Exercise instructions
Tally up the lines that include "FIGURE" and state that number by itself.

Record extracts
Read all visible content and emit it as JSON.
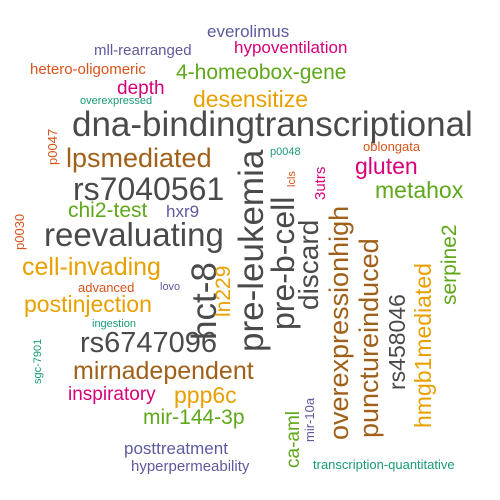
{
  "palette": {
    "gray": "#4a4a4a",
    "magenta": "#d6007a",
    "orange": "#e8a000",
    "green": "#5ea81a",
    "purple": "#5e5a9e",
    "brown": "#a0601a",
    "teal": "#1a9a78",
    "red_orange": "#d9531a"
  },
  "words": [
    {
      "text": "everolimus",
      "color": "#5e5a9e"
    },
    {
      "text": "mll-rearranged",
      "color": "#5e5a9e"
    },
    {
      "text": "hypoventilation",
      "color": "#d6007a"
    },
    {
      "text": "hetero-oligomeric",
      "color": "#d9531a"
    },
    {
      "text": "4-homeobox-gene",
      "color": "#5ea81a"
    },
    {
      "text": "depth",
      "color": "#d6007a"
    },
    {
      "text": "overexpressed",
      "color": "#1a9a78"
    },
    {
      "text": "desensitize",
      "color": "#e8a000"
    },
    {
      "text": "dna-bindingtranscriptional",
      "color": "#4a4a4a"
    },
    {
      "text": "p0047",
      "color": "#d9531a"
    },
    {
      "text": "oblongata",
      "color": "#d9531a"
    },
    {
      "text": "p0048",
      "color": "#1a9a78"
    },
    {
      "text": "lpsmediated",
      "color": "#a0601a"
    },
    {
      "text": "gluten",
      "color": "#d6007a"
    },
    {
      "text": "rs7040561",
      "color": "#4a4a4a"
    },
    {
      "text": "metahox",
      "color": "#5ea81a"
    },
    {
      "text": "chi2-test",
      "color": "#5ea81a"
    },
    {
      "text": "hxr9",
      "color": "#5e5a9e"
    },
    {
      "text": "p0030",
      "color": "#d9531a"
    },
    {
      "text": "reevaluating",
      "color": "#4a4a4a"
    },
    {
      "text": "cell-invading",
      "color": "#e8a000"
    },
    {
      "text": "advanced",
      "color": "#d9531a"
    },
    {
      "text": "lovo",
      "color": "#5e5a9e"
    },
    {
      "text": "postinjection",
      "color": "#e8a000"
    },
    {
      "text": "ingestion",
      "color": "#1a9a78"
    },
    {
      "text": "sgc-7901",
      "color": "#1a9a78"
    },
    {
      "text": "rs6747096",
      "color": "#4a4a4a"
    },
    {
      "text": "mirnadependent",
      "color": "#a0601a"
    },
    {
      "text": "inspiratory",
      "color": "#d6007a"
    },
    {
      "text": "ppp6c",
      "color": "#e8a000"
    },
    {
      "text": "mir-144-3p",
      "color": "#5ea81a"
    },
    {
      "text": "posttreatment",
      "color": "#5e5a9e"
    },
    {
      "text": "hyperpermeability",
      "color": "#5e5a9e"
    },
    {
      "text": "transcription-quantitative",
      "color": "#1a9a78"
    },
    {
      "text": "hct-8",
      "color": "#4a4a4a"
    },
    {
      "text": "pre-leukemia",
      "color": "#4a4a4a"
    },
    {
      "text": "ln229",
      "color": "#e8a000"
    },
    {
      "text": "pre-b-cell",
      "color": "#4a4a4a"
    },
    {
      "text": "discard",
      "color": "#4a4a4a"
    },
    {
      "text": "lcls",
      "color": "#d9531a"
    },
    {
      "text": "3utrs",
      "color": "#d6007a"
    },
    {
      "text": "overexpressionhigh",
      "color": "#a0601a"
    },
    {
      "text": "punctureinduced",
      "color": "#a0601a"
    },
    {
      "text": "rs458046",
      "color": "#4a4a4a"
    },
    {
      "text": "hmgb1mediated",
      "color": "#e8a000"
    },
    {
      "text": "serpine2",
      "color": "#5ea81a"
    },
    {
      "text": "ca-aml",
      "color": "#5ea81a"
    },
    {
      "text": "mir-10a",
      "color": "#5e5a9e"
    }
  ]
}
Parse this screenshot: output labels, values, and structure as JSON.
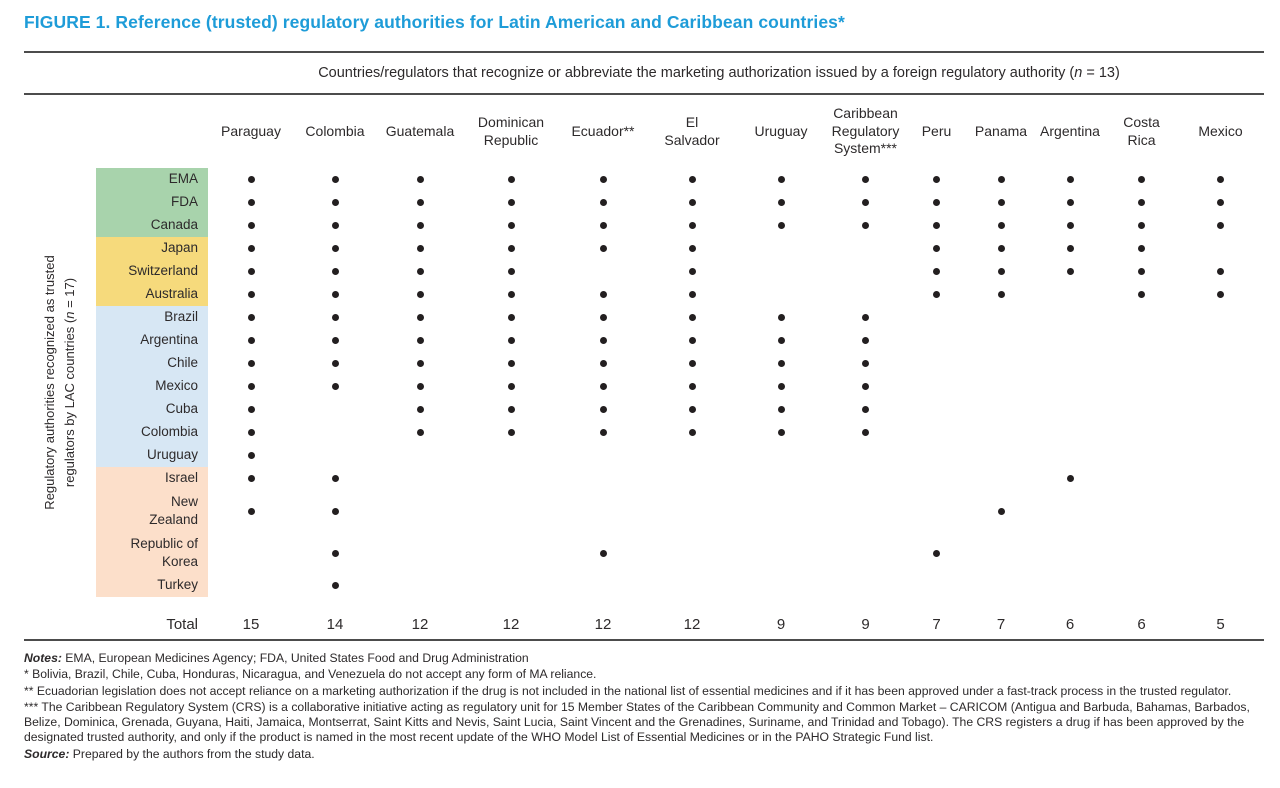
{
  "title": "FIGURE 1. Reference (trusted) regulatory authorities for Latin American and Caribbean countries*",
  "colors": {
    "title_blue": "#1e9cd8",
    "rule": "#4c4c4c",
    "dot": "#231f20",
    "band_green": "#a8d3ac",
    "band_yellow": "#f6da7c",
    "band_blue": "#d7e7f4",
    "band_peach": "#fcdfca"
  },
  "chart_data": {
    "type": "table",
    "subtype": "dot-matrix",
    "title": "FIGURE 1. Reference (trusted) regulatory authorities for Latin American and Caribbean countries*",
    "columns_axis_label": {
      "pre": "Countries/regulators that recognize or abbreviate the marketing authorization issued by a foreign regulatory authority (",
      "var": "n",
      "post": " = 13)"
    },
    "rows_axis_label": {
      "line1": "Regulatory authorities recognized as trusted",
      "line2_pre": "regulators by LAC countries (",
      "var": "n",
      "line2_post": " = 17)"
    },
    "columns": [
      {
        "label": "Paraguay"
      },
      {
        "label": "Colombia"
      },
      {
        "label": "Guatemala"
      },
      {
        "label": "Dominican Republic",
        "display": "Dominican\nRepublic"
      },
      {
        "label": "Ecuador**"
      },
      {
        "label": "El Salvador",
        "display": "El\nSalvador"
      },
      {
        "label": "Uruguay"
      },
      {
        "label": "Caribbean Regulatory System***",
        "display": "Caribbean\nRegulatory\nSystem***"
      },
      {
        "label": "Peru"
      },
      {
        "label": "Panama"
      },
      {
        "label": "Argentina"
      },
      {
        "label": "Costa Rica",
        "display": "Costa\nRica"
      },
      {
        "label": "Mexico"
      }
    ],
    "row_groups": [
      {
        "color_key": "band_green",
        "rows": [
          {
            "label": "EMA",
            "dots": [
              1,
              1,
              1,
              1,
              1,
              1,
              1,
              1,
              1,
              1,
              1,
              1,
              1
            ]
          },
          {
            "label": "FDA",
            "dots": [
              1,
              1,
              1,
              1,
              1,
              1,
              1,
              1,
              1,
              1,
              1,
              1,
              1
            ]
          },
          {
            "label": "Canada",
            "dots": [
              1,
              1,
              1,
              1,
              1,
              1,
              1,
              1,
              1,
              1,
              1,
              1,
              1
            ]
          }
        ]
      },
      {
        "color_key": "band_yellow",
        "rows": [
          {
            "label": "Japan",
            "dots": [
              1,
              1,
              1,
              1,
              1,
              1,
              0,
              0,
              1,
              1,
              1,
              1,
              0
            ]
          },
          {
            "label": "Switzerland",
            "dots": [
              1,
              1,
              1,
              1,
              0,
              1,
              0,
              0,
              1,
              1,
              1,
              1,
              1
            ]
          },
          {
            "label": "Australia",
            "dots": [
              1,
              1,
              1,
              1,
              1,
              1,
              0,
              0,
              1,
              1,
              0,
              1,
              1
            ]
          }
        ]
      },
      {
        "color_key": "band_blue",
        "rows": [
          {
            "label": "Brazil",
            "dots": [
              1,
              1,
              1,
              1,
              1,
              1,
              1,
              1,
              0,
              0,
              0,
              0,
              0
            ]
          },
          {
            "label": "Argentina",
            "dots": [
              1,
              1,
              1,
              1,
              1,
              1,
              1,
              1,
              0,
              0,
              0,
              0,
              0
            ]
          },
          {
            "label": "Chile",
            "dots": [
              1,
              1,
              1,
              1,
              1,
              1,
              1,
              1,
              0,
              0,
              0,
              0,
              0
            ]
          },
          {
            "label": "Mexico",
            "dots": [
              1,
              1,
              1,
              1,
              1,
              1,
              1,
              1,
              0,
              0,
              0,
              0,
              0
            ]
          },
          {
            "label": "Cuba",
            "dots": [
              1,
              0,
              1,
              1,
              1,
              1,
              1,
              1,
              0,
              0,
              0,
              0,
              0
            ]
          },
          {
            "label": "Colombia",
            "dots": [
              1,
              0,
              1,
              1,
              1,
              1,
              1,
              1,
              0,
              0,
              0,
              0,
              0
            ]
          },
          {
            "label": "Uruguay",
            "dots": [
              1,
              0,
              0,
              0,
              0,
              0,
              0,
              0,
              0,
              0,
              0,
              0,
              0
            ]
          }
        ]
      },
      {
        "color_key": "band_peach",
        "rows": [
          {
            "label": "Israel",
            "dots": [
              1,
              1,
              0,
              0,
              0,
              0,
              0,
              0,
              0,
              0,
              1,
              0,
              0
            ]
          },
          {
            "label": "New Zealand",
            "display": "New\nZealand",
            "dots": [
              1,
              1,
              0,
              0,
              0,
              0,
              0,
              0,
              0,
              1,
              0,
              0,
              0
            ]
          },
          {
            "label": "Republic of Korea",
            "display": "Republic of\nKorea",
            "dots": [
              0,
              1,
              0,
              0,
              1,
              0,
              0,
              0,
              1,
              0,
              0,
              0,
              0
            ]
          },
          {
            "label": "Turkey",
            "dots": [
              0,
              1,
              0,
              0,
              0,
              0,
              0,
              0,
              0,
              0,
              0,
              0,
              0
            ]
          }
        ]
      }
    ],
    "total_label": "Total",
    "totals": [
      15,
      14,
      12,
      12,
      12,
      12,
      9,
      9,
      7,
      7,
      6,
      6,
      5
    ]
  },
  "footnotes": {
    "notes_label": "Notes:",
    "notes_text": " EMA, European Medicines Agency; FDA, United States Food and Drug Administration",
    "fn1": "* Bolivia, Brazil, Chile, Cuba, Honduras, Nicaragua, and Venezuela do not accept any form of MA reliance.",
    "fn2": "** Ecuadorian legislation does not accept reliance on a marketing authorization if the drug is not included in the national list of essential medicines and if it has been approved under a fast-track process in the trusted regulator.",
    "fn3": "*** The Caribbean Regulatory System (CRS) is a collaborative initiative acting as regulatory unit for 15 Member States of the Caribbean Community and Common Market – CARICOM (Antigua and Barbuda, Bahamas, Barbados, Belize, Dominica, Grenada, Guyana, Haiti, Jamaica, Montserrat, Saint Kitts and Nevis, Saint Lucia, Saint Vincent and the Grenadines, Suriname, and Trinidad and Tobago). The CRS registers a drug if has been approved by the designated trusted authority, and only if the product is named in the most recent update of the WHO Model List of Essential Medicines or in the PAHO Strategic Fund list.",
    "source_label": "Source:",
    "source_text": " Prepared by the authors from the study data."
  }
}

Response to the exercise
2